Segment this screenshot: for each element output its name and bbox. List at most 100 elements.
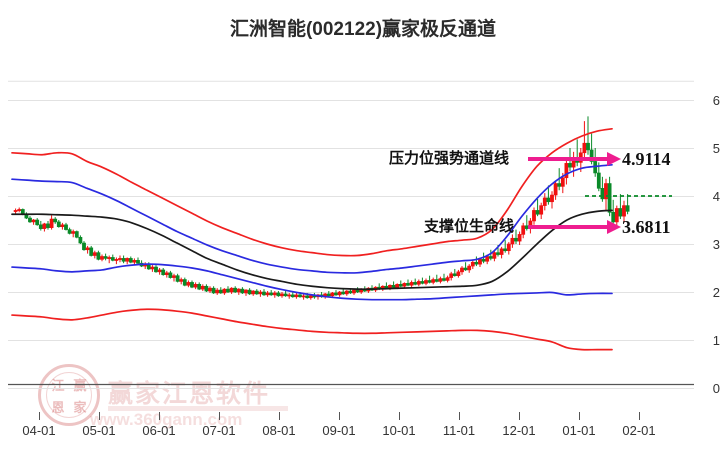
candle-body [161,269,166,276]
candle-body [240,288,245,294]
candle-body [355,289,360,293]
candle-body [506,243,511,252]
candle-body [611,212,616,223]
plot-area [8,56,694,412]
candle-body [136,260,140,264]
candle-body [560,177,565,187]
candle-body [186,282,191,286]
candle-body [154,266,158,273]
candle-body [244,289,248,294]
x-axis-tick: 04-01 [22,423,56,438]
candle-body [67,229,72,234]
candle-body [424,280,428,284]
candle-body [496,252,500,255]
candle-body [481,259,486,262]
candle-body [236,288,241,293]
candle-body [409,282,414,286]
candle-body [488,256,493,259]
candle-body [179,279,184,282]
candle-body [416,281,421,285]
candle-body [341,291,346,295]
candle-body [607,183,612,213]
candle-body [74,231,79,238]
candle-body [258,291,263,295]
candle-body [42,223,47,229]
candle-body [53,218,58,223]
candle-body [294,294,299,298]
candle-body [251,290,256,295]
candle-body [553,183,558,196]
candle-body [172,275,176,278]
candle-body [168,272,173,278]
candle-body [582,142,587,154]
candle-body [78,236,83,244]
candle-body [406,283,410,286]
candle-body [517,234,522,242]
candle-body [107,257,112,259]
x-axis-tick-mark [219,412,220,420]
candle-body [254,290,259,295]
candle-body [17,209,22,211]
candle-body [305,295,310,299]
candle-body [600,188,605,200]
candle-body [31,219,36,223]
channel-line-4 [11,308,613,351]
candle-body [222,288,227,294]
candle-body [218,289,223,294]
candle-body [586,142,590,151]
candle-body [625,205,630,212]
x-axis-tick: 11-01 [442,423,476,438]
candle-body [118,258,122,260]
x-axis-tick-mark [39,412,40,420]
x-axis-tick-mark [99,412,100,420]
y-axis-tick: 5 [712,141,720,156]
y-axis-tick: 3 [712,237,720,252]
candle-body [460,267,464,273]
candle-body [532,210,536,222]
candle-body [89,247,94,256]
candle-body [622,205,626,217]
candle-body [283,293,288,297]
y-axis-tick: 4 [712,189,720,204]
candle-body [272,292,277,296]
x-axis-tick: 05-01 [82,423,116,438]
x-axis-tick-mark [159,412,160,420]
candle-body [233,287,238,293]
candle-body [470,261,475,267]
x-axis-tick: 02-01 [622,423,656,438]
candle-body [427,280,432,283]
candle-body [193,284,198,288]
x-axis-tick-mark [339,412,340,420]
x-axis-tick: 10-01 [382,423,416,438]
candle-body [56,221,61,228]
candle-body [618,208,623,217]
candle-body [539,205,544,215]
annotation-value-support: 3.6811 [622,217,671,237]
candle-body [492,252,497,259]
candle-body [290,294,295,298]
candle-body [546,197,551,203]
y-axis-tick: 6 [712,93,720,108]
candle-body [564,163,569,179]
candle-body [82,242,86,251]
candle-body [247,289,252,295]
annotation-arrow-support [528,220,621,234]
candle-body [100,256,104,260]
candle-body [474,261,479,265]
candle-body [28,217,32,223]
candle-body [38,224,43,229]
candle-body [337,291,342,296]
x-axis-tick-mark [519,412,520,420]
x-axis-tick-mark [459,412,460,420]
candle-body [344,290,349,295]
candle-body [276,292,281,297]
candle-body [35,219,40,226]
candle-body [420,281,425,284]
candle-body [596,172,601,189]
candle-body [269,292,274,296]
candle-body [589,149,594,162]
candle-body [402,283,407,287]
candle-body [542,197,547,206]
candle-body [568,163,572,168]
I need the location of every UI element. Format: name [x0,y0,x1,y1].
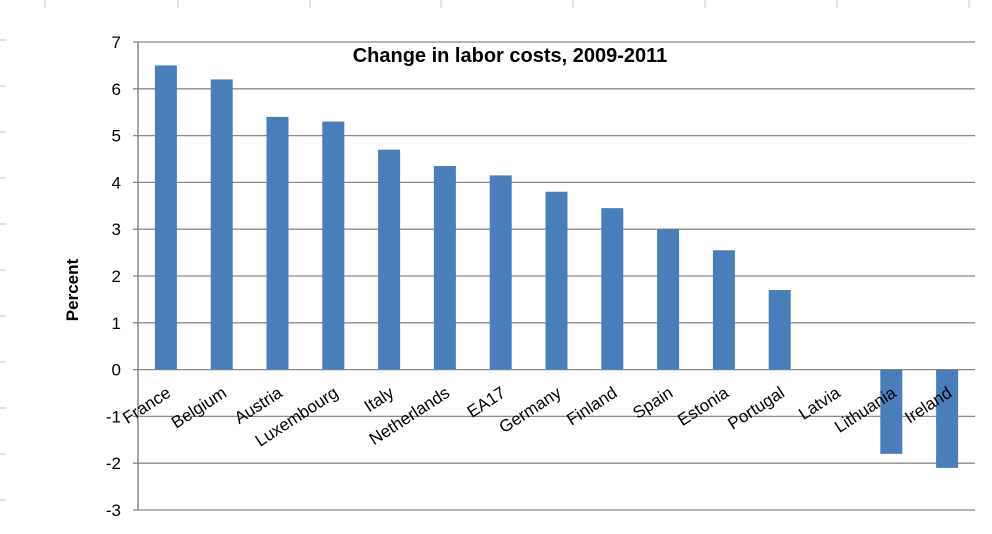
x-tick-label: France [119,383,174,428]
y-tick-label: -3 [106,501,121,520]
y-tick-label: 6 [112,80,121,99]
bar-ireland [936,369,959,468]
bar-germany [545,191,568,370]
spreadsheet-column-ticks [0,0,970,501]
x-tick-label: Portugal [724,383,787,433]
y-tick-label: 4 [112,173,121,192]
bar-netherlands [433,166,456,370]
y-axis-label: Percent [63,258,82,321]
bar-italy [378,149,401,370]
y-tick-label: 7 [112,33,121,52]
bar-belgium [210,79,233,370]
y-tick-label: 2 [112,267,121,286]
x-tick-label: Finland [563,383,620,429]
y-tick-label: 1 [112,314,121,333]
bars [154,65,959,468]
chart-title: Change in labor costs, 2009-2011 [353,45,668,67]
x-tick-label: Germany [496,383,565,437]
x-tick-label: Italy [361,383,398,416]
bar-lithuania [880,369,903,454]
bar-spain [657,229,680,370]
y-tick-label: 5 [112,127,121,146]
y-tick-label: 3 [112,220,121,239]
bar-portugal [768,290,791,370]
y-axis-ticks: 7 6 5 4 3 2 1 0 -1 -2 -3 [106,33,121,520]
y-tick-label: -1 [106,407,121,426]
bar-finland [601,208,624,370]
x-tick-label: Belgium [168,383,230,432]
y-tick-label: -2 [106,454,121,473]
bar-estonia [712,250,735,370]
y-tick-label: 0 [112,361,121,380]
bar-austria [266,116,289,370]
bar-france [154,65,177,370]
bar-luxembourg [322,121,345,370]
x-tick-label: Estonia [674,383,732,430]
bar-ea17 [489,175,512,370]
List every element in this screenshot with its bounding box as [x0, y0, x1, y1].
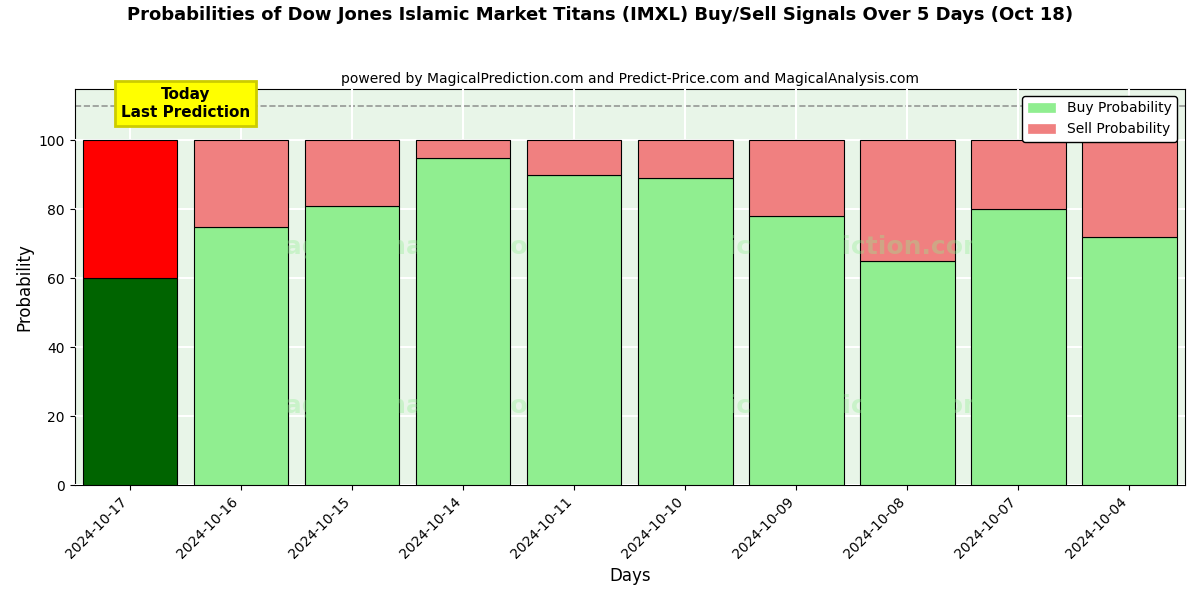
Bar	[83, 140, 178, 278]
Bar	[860, 140, 955, 261]
Bar	[749, 216, 844, 485]
Text: MagicalAnalysis.com: MagicalAnalysis.com	[260, 394, 554, 418]
Bar	[527, 140, 622, 175]
Title: powered by MagicalPrediction.com and Predict-Price.com and MagicalAnalysis.com: powered by MagicalPrediction.com and Pre…	[341, 72, 919, 86]
Text: MagicalPrediction.com: MagicalPrediction.com	[670, 394, 990, 418]
Bar	[638, 178, 732, 485]
Y-axis label: Probability: Probability	[16, 243, 34, 331]
Bar	[749, 140, 844, 216]
Bar	[527, 175, 622, 485]
Bar	[305, 140, 400, 206]
Bar	[860, 261, 955, 485]
Text: Today
Last Prediction: Today Last Prediction	[121, 87, 251, 119]
Bar	[1082, 140, 1177, 237]
Bar	[416, 140, 510, 158]
Legend: Buy Probability, Sell Probability: Buy Probability, Sell Probability	[1022, 96, 1177, 142]
Bar	[305, 206, 400, 485]
Text: MagicalAnalysis.com: MagicalAnalysis.com	[260, 235, 554, 259]
Bar	[971, 209, 1066, 485]
Bar	[194, 227, 288, 485]
Bar	[194, 140, 288, 227]
Bar	[1082, 237, 1177, 485]
X-axis label: Days: Days	[610, 567, 650, 585]
Bar	[971, 140, 1066, 209]
Bar	[638, 140, 732, 178]
Text: Probabilities of Dow Jones Islamic Market Titans (IMXL) Buy/Sell Signals Over 5 : Probabilities of Dow Jones Islamic Marke…	[127, 6, 1073, 24]
Text: MagicalPrediction.com: MagicalPrediction.com	[670, 235, 990, 259]
Bar	[83, 278, 178, 485]
Bar	[416, 158, 510, 485]
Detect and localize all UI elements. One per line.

════════

Copy out the stretch of material from the line containing "140, 178, 278]" through the line containing "Title: powered by", both included, with each line exactly as it appears.

» **REPLY**
Bar	[83, 140, 178, 278]
Bar	[860, 140, 955, 261]
Bar	[749, 216, 844, 485]
Text: MagicalAnalysis.com: MagicalAnalysis.com	[260, 394, 554, 418]
Bar	[527, 140, 622, 175]
Title: powered by MagicalPrediction.com and Predict-Price.com and MagicalAnalysis.com: powered by MagicalPrediction.com and Pre…	[341, 72, 919, 86]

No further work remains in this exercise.